Direction:
Copy every line of the data that contains the string "ylabel".

Dataset entries on figures:
____________
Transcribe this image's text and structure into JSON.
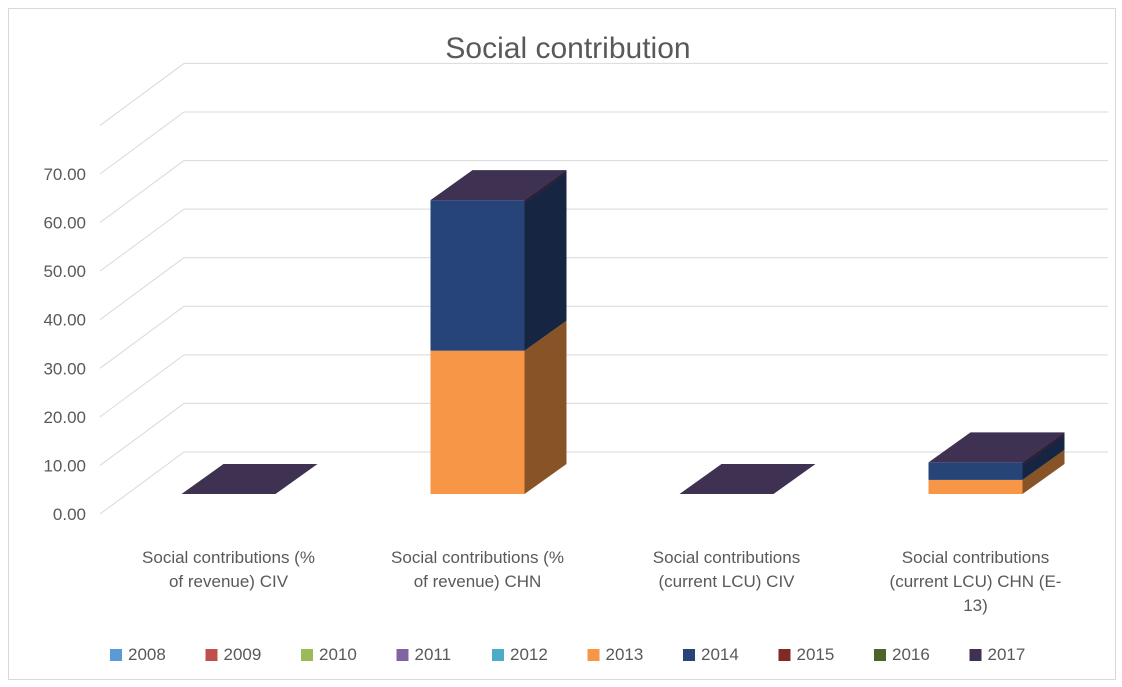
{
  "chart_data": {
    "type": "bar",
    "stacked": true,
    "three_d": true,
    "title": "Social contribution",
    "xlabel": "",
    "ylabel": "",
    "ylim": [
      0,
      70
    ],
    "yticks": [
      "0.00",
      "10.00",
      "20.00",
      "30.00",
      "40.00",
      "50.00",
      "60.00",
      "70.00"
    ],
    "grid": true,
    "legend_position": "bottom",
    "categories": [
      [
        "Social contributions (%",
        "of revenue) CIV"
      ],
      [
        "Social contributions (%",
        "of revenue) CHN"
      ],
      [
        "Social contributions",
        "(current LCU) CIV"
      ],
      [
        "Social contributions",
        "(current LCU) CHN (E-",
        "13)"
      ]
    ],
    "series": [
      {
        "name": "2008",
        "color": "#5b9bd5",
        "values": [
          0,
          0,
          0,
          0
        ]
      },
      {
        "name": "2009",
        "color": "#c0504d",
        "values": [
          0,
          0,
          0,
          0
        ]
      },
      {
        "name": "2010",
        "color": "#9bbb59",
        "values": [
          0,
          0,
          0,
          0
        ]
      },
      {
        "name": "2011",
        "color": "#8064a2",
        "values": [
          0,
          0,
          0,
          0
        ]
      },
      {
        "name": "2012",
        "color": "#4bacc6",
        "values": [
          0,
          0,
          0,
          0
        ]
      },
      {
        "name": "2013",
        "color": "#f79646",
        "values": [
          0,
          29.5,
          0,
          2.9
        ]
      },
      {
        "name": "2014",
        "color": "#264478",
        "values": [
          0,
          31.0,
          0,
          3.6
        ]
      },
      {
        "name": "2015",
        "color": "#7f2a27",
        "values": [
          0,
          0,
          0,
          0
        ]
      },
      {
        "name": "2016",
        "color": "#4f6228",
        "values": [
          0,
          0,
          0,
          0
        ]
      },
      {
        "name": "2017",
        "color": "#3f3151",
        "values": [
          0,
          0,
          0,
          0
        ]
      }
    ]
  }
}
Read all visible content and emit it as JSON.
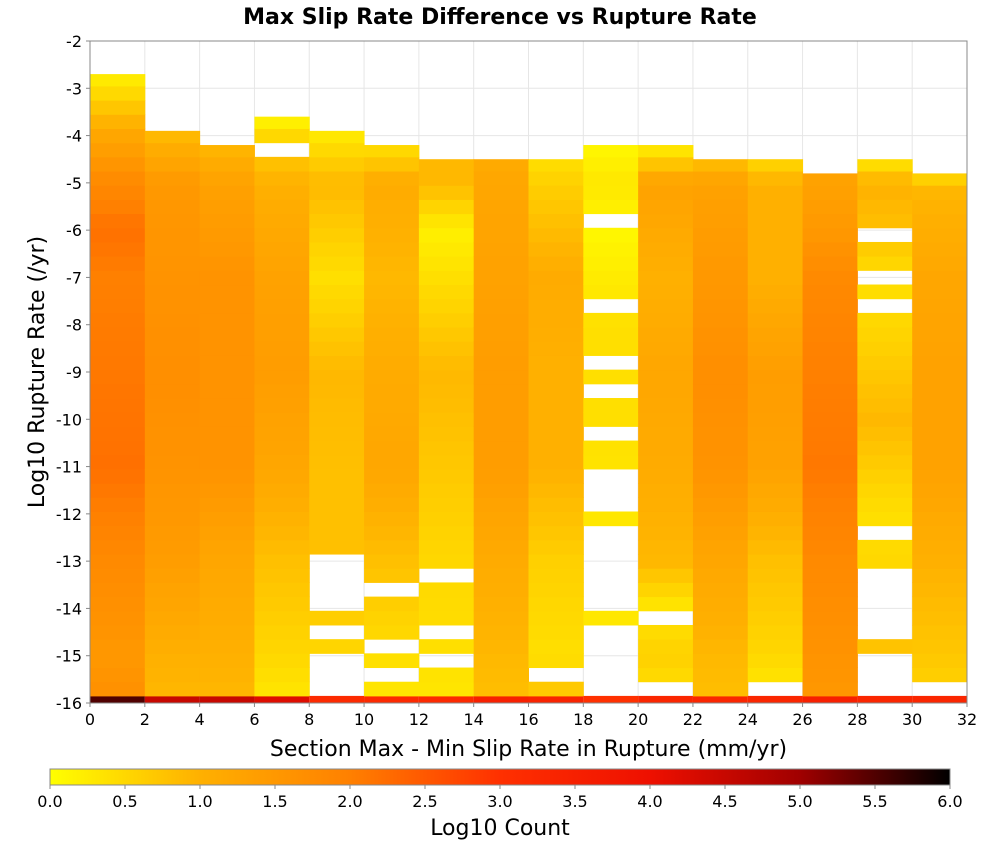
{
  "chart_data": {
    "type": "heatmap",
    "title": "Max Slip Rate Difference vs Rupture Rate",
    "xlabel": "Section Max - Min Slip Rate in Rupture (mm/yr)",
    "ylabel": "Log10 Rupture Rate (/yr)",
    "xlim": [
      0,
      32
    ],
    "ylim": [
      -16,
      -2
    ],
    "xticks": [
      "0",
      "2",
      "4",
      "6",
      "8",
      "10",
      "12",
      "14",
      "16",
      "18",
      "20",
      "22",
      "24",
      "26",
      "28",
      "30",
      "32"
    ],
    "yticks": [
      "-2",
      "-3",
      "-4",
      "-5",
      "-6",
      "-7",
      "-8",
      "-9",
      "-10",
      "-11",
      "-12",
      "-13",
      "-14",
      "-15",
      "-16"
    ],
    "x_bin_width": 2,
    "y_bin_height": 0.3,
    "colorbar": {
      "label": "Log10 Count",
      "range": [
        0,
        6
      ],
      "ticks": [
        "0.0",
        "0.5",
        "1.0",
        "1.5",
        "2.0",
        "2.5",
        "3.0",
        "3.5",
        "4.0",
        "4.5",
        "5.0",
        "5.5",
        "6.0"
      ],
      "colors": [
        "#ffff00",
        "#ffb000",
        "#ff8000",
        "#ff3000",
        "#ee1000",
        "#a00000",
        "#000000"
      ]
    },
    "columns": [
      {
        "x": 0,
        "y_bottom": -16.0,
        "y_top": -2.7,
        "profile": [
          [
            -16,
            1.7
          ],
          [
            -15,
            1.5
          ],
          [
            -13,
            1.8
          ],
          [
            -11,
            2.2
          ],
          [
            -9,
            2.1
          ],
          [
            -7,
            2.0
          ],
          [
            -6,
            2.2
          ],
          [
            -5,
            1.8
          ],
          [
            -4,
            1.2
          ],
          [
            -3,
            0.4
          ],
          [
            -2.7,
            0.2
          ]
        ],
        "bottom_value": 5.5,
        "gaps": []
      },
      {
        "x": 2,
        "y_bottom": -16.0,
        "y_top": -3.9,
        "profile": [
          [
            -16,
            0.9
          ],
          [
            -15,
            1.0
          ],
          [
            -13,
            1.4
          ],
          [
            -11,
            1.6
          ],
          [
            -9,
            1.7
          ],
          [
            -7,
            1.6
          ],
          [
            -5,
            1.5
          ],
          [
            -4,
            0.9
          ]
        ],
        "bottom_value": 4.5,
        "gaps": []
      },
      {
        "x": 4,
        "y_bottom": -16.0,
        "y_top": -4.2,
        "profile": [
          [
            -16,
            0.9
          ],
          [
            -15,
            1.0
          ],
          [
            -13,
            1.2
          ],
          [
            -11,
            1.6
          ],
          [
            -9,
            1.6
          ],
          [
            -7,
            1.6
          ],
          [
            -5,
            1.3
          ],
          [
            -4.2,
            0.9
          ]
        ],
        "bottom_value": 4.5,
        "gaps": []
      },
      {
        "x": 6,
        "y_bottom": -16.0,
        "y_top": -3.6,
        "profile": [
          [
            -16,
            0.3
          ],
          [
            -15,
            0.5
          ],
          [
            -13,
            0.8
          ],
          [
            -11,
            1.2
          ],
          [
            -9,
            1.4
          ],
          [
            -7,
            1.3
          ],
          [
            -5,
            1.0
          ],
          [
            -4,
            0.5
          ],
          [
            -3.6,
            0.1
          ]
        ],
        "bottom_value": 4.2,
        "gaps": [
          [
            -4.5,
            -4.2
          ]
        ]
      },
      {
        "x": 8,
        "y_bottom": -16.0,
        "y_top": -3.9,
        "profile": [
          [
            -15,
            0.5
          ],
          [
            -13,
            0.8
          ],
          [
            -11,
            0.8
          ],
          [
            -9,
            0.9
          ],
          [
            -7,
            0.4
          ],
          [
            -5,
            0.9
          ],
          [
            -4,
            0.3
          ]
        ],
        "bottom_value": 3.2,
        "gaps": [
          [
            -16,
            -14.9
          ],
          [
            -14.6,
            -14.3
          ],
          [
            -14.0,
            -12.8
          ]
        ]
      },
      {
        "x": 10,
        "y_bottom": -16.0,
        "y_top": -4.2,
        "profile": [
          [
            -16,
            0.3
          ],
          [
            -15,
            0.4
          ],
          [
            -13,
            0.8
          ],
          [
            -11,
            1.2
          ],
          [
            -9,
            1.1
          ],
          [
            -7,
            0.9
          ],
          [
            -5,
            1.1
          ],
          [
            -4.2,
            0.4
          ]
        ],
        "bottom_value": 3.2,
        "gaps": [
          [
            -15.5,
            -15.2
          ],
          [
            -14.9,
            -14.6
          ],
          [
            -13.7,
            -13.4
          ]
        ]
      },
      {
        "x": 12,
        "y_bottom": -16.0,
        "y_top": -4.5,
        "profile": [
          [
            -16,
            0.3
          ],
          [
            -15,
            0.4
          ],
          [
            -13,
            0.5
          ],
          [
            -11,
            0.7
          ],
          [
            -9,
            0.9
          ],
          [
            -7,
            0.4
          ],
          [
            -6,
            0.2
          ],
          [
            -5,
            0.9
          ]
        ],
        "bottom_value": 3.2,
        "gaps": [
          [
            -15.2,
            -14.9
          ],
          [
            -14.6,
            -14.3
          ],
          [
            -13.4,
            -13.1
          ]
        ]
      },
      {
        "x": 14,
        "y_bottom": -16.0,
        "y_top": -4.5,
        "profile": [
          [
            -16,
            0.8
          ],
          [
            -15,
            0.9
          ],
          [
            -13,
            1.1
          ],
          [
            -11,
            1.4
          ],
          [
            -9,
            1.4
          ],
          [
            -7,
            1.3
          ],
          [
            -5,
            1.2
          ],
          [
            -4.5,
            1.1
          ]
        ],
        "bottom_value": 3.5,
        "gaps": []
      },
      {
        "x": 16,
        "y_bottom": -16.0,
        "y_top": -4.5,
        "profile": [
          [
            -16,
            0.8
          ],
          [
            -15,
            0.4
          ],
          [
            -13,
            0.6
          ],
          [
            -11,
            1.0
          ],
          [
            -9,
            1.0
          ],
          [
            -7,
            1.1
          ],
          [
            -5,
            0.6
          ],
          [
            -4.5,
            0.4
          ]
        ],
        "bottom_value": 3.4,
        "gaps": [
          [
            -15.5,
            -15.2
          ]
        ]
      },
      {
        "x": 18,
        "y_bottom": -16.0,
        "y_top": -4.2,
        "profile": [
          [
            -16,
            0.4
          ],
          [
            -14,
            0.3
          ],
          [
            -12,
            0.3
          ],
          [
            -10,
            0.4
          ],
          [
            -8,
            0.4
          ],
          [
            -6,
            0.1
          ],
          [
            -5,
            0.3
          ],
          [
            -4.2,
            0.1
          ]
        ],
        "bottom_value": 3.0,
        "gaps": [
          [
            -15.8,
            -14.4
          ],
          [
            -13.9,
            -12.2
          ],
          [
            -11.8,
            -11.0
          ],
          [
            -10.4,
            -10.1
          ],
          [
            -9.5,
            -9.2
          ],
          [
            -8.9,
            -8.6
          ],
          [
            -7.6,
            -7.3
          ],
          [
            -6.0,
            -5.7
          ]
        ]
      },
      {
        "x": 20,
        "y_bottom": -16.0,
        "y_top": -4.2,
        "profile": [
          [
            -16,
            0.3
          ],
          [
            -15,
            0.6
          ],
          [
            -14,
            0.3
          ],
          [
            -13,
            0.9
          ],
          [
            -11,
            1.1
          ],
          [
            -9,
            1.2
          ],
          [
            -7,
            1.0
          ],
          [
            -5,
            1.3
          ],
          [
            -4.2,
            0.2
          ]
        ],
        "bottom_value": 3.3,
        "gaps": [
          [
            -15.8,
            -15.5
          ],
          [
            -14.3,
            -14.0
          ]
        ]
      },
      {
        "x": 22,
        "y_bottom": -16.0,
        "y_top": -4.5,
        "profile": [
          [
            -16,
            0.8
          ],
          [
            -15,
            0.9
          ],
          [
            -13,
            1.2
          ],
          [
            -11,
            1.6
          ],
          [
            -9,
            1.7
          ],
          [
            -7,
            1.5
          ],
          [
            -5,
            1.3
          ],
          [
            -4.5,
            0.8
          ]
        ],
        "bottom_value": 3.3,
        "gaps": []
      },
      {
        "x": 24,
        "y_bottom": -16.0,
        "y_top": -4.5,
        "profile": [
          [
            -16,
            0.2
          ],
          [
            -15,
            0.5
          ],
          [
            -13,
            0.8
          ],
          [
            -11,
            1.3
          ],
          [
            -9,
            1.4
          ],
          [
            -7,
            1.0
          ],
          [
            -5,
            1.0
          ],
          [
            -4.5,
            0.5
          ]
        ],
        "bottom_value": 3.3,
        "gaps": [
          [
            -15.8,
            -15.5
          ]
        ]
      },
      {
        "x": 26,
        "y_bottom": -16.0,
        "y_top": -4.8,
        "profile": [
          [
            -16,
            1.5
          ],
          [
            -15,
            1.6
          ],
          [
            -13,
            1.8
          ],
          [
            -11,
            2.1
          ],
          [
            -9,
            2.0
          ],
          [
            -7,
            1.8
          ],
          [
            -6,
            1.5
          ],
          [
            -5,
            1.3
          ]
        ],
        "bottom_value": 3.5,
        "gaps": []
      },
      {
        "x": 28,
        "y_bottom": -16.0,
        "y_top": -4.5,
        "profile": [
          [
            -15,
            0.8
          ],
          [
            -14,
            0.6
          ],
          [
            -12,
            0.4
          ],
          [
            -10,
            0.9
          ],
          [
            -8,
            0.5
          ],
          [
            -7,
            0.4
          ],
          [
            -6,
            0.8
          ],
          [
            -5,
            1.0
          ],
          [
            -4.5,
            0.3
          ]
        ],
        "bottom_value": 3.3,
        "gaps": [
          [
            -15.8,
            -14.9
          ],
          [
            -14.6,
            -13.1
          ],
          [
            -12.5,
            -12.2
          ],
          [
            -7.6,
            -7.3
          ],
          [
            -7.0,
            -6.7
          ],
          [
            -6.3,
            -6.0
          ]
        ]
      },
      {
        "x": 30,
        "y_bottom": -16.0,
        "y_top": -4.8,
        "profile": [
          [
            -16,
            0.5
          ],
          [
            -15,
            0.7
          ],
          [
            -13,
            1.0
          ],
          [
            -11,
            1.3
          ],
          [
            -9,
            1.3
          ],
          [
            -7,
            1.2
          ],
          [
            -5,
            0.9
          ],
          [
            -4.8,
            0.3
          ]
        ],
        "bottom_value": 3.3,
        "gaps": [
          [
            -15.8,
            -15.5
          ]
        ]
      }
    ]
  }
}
____________
Solution to this exercise:
    "ylabel": "",
    "ylabel": "Log10 Rupture Rate (/yr)",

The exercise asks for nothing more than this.